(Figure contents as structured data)
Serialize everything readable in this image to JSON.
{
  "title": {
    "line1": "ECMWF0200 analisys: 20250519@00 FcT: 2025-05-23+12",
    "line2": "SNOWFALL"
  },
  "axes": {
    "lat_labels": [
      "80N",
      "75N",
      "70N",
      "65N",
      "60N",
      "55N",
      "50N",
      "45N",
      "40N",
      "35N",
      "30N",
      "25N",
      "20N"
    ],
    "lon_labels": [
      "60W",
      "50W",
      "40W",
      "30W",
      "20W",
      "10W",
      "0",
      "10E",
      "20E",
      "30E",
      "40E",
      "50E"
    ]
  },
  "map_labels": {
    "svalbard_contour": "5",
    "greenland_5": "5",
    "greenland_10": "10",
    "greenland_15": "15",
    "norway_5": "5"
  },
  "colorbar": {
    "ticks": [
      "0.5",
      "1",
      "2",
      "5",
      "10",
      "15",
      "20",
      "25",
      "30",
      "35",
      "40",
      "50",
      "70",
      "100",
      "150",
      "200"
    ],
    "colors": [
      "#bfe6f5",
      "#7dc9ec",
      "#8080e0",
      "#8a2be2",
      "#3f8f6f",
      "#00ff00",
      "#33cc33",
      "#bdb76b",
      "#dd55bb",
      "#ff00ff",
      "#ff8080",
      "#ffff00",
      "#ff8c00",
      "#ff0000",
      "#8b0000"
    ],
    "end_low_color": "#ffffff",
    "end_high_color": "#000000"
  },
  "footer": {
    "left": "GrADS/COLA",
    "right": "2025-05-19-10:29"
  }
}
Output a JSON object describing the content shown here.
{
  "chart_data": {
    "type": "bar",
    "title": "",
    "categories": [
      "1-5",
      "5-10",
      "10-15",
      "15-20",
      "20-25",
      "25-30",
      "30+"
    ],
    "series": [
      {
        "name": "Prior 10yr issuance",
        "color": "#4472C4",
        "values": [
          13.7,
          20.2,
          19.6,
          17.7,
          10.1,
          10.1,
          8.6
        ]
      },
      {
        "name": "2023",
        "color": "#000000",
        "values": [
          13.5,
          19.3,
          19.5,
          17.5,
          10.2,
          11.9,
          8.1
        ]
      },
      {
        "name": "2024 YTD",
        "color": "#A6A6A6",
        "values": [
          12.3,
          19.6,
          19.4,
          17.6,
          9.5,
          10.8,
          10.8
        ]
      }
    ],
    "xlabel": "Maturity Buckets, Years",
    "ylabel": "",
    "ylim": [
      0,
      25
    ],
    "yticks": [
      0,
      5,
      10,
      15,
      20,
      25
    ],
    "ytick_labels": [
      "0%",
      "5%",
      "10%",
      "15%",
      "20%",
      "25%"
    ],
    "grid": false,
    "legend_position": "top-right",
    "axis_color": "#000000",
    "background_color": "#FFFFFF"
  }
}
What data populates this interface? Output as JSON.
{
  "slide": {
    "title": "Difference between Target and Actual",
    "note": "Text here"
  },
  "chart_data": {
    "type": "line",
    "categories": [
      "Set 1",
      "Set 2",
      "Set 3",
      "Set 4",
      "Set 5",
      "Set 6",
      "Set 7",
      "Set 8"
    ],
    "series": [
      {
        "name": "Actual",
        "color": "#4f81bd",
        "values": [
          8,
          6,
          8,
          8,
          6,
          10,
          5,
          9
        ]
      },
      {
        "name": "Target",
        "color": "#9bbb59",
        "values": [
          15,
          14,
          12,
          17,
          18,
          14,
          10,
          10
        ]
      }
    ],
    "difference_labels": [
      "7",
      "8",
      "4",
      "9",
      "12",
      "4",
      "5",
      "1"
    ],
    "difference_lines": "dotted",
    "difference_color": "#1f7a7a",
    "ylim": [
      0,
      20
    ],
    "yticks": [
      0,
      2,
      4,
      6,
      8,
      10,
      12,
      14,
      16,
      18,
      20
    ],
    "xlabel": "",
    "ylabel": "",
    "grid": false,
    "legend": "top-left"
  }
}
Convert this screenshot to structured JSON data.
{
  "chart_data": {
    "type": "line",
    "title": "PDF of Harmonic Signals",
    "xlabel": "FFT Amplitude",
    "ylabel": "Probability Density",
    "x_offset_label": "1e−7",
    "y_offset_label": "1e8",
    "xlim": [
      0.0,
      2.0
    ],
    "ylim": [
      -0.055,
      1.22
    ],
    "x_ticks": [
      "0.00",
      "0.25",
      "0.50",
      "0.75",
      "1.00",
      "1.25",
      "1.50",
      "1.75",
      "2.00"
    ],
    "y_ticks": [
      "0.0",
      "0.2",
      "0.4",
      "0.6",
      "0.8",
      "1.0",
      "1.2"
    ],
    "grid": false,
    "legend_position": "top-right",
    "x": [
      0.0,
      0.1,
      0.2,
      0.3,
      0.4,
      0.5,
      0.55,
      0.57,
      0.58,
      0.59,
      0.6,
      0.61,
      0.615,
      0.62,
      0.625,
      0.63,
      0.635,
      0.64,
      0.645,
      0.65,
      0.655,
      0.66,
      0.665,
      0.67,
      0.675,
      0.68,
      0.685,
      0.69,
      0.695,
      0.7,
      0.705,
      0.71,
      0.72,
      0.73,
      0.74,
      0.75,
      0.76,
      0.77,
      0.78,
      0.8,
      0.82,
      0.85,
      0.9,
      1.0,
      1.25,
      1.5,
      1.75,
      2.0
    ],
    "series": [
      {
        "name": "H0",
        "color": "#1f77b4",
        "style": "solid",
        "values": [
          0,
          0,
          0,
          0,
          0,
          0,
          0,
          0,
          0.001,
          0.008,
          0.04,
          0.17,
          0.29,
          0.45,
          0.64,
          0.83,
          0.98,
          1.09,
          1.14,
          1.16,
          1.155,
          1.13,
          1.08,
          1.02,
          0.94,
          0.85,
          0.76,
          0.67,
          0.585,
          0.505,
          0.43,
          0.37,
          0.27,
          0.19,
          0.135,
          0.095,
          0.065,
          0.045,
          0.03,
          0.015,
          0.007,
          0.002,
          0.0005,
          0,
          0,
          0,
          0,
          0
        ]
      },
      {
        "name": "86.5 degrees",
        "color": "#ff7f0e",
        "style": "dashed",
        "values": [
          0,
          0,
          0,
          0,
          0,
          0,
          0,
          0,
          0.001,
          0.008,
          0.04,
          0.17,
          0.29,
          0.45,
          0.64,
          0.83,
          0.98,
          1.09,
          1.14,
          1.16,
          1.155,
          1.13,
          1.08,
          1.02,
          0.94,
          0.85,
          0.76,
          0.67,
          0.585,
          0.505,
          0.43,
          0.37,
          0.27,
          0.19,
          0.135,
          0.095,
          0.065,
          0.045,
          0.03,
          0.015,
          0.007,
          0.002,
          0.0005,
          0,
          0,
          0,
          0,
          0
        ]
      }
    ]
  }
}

### AIM:
Show every line of the listing in which the string "Actual" can be found.

### SOLUTION FOR THIS PROBLEM:
    "title": "Difference between Target and Actual",
        "name": "Actual",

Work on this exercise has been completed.